▶ **Exercise directions**
Every record below should be printed exactly as given.

▶ **Recorded data**
[BEGIN]

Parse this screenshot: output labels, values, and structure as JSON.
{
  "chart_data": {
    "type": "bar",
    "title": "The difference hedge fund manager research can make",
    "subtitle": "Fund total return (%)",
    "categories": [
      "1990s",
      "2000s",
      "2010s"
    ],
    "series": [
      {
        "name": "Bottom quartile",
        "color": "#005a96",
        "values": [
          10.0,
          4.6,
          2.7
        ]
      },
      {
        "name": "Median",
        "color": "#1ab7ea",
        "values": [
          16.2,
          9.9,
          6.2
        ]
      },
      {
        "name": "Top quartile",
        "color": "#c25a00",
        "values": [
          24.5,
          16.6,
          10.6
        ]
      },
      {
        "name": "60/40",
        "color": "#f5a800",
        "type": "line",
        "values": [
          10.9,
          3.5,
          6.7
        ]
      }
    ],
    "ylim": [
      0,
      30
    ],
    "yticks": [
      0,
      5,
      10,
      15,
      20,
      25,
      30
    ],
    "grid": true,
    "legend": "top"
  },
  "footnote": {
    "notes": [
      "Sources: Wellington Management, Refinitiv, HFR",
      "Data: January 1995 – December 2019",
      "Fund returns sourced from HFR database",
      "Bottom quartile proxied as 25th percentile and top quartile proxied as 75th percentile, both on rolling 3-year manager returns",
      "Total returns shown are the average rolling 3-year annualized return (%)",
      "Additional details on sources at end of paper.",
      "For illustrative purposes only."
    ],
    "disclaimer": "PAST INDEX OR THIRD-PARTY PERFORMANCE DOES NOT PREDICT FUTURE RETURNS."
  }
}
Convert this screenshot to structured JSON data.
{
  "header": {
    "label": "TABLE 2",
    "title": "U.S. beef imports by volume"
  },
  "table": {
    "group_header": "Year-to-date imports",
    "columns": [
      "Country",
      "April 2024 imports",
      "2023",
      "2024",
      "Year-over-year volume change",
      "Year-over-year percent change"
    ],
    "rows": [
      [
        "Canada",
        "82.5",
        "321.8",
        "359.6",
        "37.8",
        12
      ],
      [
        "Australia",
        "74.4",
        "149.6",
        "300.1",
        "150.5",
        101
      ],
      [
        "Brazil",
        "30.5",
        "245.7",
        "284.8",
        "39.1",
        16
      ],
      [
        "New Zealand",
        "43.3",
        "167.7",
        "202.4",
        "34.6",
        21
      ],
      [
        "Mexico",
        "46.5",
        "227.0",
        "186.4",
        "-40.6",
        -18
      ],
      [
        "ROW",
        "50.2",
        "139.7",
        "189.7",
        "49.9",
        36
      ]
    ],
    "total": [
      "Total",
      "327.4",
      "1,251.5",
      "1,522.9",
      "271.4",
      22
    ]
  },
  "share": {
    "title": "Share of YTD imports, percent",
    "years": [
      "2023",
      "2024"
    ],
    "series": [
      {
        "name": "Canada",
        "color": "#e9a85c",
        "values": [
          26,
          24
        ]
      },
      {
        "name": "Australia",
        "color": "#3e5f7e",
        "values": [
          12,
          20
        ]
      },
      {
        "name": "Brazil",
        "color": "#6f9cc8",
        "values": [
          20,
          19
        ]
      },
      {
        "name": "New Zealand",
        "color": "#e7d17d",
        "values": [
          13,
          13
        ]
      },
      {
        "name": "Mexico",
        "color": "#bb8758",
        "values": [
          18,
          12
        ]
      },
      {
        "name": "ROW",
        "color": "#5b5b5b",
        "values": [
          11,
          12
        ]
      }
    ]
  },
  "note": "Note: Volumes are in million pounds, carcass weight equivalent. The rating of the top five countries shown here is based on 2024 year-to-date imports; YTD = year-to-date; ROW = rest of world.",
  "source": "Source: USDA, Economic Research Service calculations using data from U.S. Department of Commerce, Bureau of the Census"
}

[END]

▶ **Solution below**
Parse this screenshot: output labels, values, and structure as JSON.
{
  "chart_data": {
    "type": "bar",
    "title": "The difference hedge fund manager research can make",
    "subtitle": "Fund total return (%)",
    "categories": [
      "1990s",
      "2000s",
      "2010s"
    ],
    "series": [
      {
        "name": "Bottom quartile",
        "color": "#005a96",
        "values": [
          10.0,
          4.6,
          2.7
        ]
      },
      {
        "name": "Median",
        "color": "#1ab7ea",
        "values": [
          16.2,
          9.9,
          6.2
        ]
      },
      {
        "name": "Top quartile",
        "color": "#c25a00",
        "values": [
          24.5,
          16.6,
          10.6
        ]
      },
      {
        "name": "60/40",
        "color": "#f5a800",
        "type": "line",
        "values": [
          10.9,
          3.5,
          6.7
        ]
      }
    ],
    "ylim": [
      0,
      30
    ],
    "yticks": [
      0,
      5,
      10,
      15,
      20,
      25,
      30
    ],
    "grid": true,
    "legend": "top"
  },
  "footnote": {
    "notes": [
      "Sources: Wellington Management, Refinitiv, HFR",
      "Data: January 1995 – December 2019",
      "Fund returns sourced from HFR database",
      "Bottom quartile proxied as 25th percentile and top quartile proxied as 75th percentile, both on rolling 3-year manager returns",
      "Total returns shown are the average rolling 3-year annualized return (%)",
      "Additional details on sources at end of paper.",
      "For illustrative purposes only."
    ],
    "disclaimer": "PAST INDEX OR THIRD-PARTY PERFORMANCE DOES NOT PREDICT FUTURE RETURNS."
  }
}
Convert this screenshot to structured JSON data.
{
  "header": {
    "label": "TABLE 2",
    "title": "U.S. beef imports by volume"
  },
  "table": {
    "group_header": "Year-to-date imports",
    "columns": [
      "Country",
      "April 2024 imports",
      "2023",
      "2024",
      "Year-over-year volume change",
      "Year-over-year percent change"
    ],
    "rows": [
      [
        "Canada",
        "82.5",
        "321.8",
        "359.6",
        "37.8",
        12
      ],
      [
        "Australia",
        "74.4",
        "149.6",
        "300.1",
        "150.5",
        101
      ],
      [
        "Brazil",
        "30.5",
        "245.7",
        "284.8",
        "39.1",
        16
      ],
      [
        "New Zealand",
        "43.3",
        "167.7",
        "202.4",
        "34.6",
        21
      ],
      [
        "Mexico",
        "46.5",
        "227.0",
        "186.4",
        "-40.6",
        -18
      ],
      [
        "ROW",
        "50.2",
        "139.7",
        "189.7",
        "49.9",
        36
      ]
    ],
    "total": [
      "Total",
      "327.4",
      "1,251.5",
      "1,522.9",
      "271.4",
      22
    ]
  },
  "share": {
    "title": "Share of YTD imports, percent",
    "years": [
      "2023",
      "2024"
    ],
    "series": [
      {
        "name": "Canada",
        "color": "#e9a85c",
        "values": [
          26,
          24
        ]
      },
      {
        "name": "Australia",
        "color": "#3e5f7e",
        "values": [
          12,
          20
        ]
      },
      {
        "name": "Brazil",
        "color": "#6f9cc8",
        "values": [
          20,
          19
        ]
      },
      {
        "name": "New Zealand",
        "color": "#e7d17d",
        "values": [
          13,
          13
        ]
      },
      {
        "name": "Mexico",
        "color": "#bb8758",
        "values": [
          18,
          12
        ]
      },
      {
        "name": "ROW",
        "color": "#5b5b5b",
        "values": [
          11,
          12
        ]
      }
    ]
  },
  "note": "Note: Volumes are in million pounds, carcass weight equivalent. The rating of the top five countries shown here is based on 2024 year-to-date imports; YTD = year-to-date; ROW = rest of world.",
  "source": "Source: USDA, Economic Research Service calculations using data from U.S. Department of Commerce, Bureau of the Census"
}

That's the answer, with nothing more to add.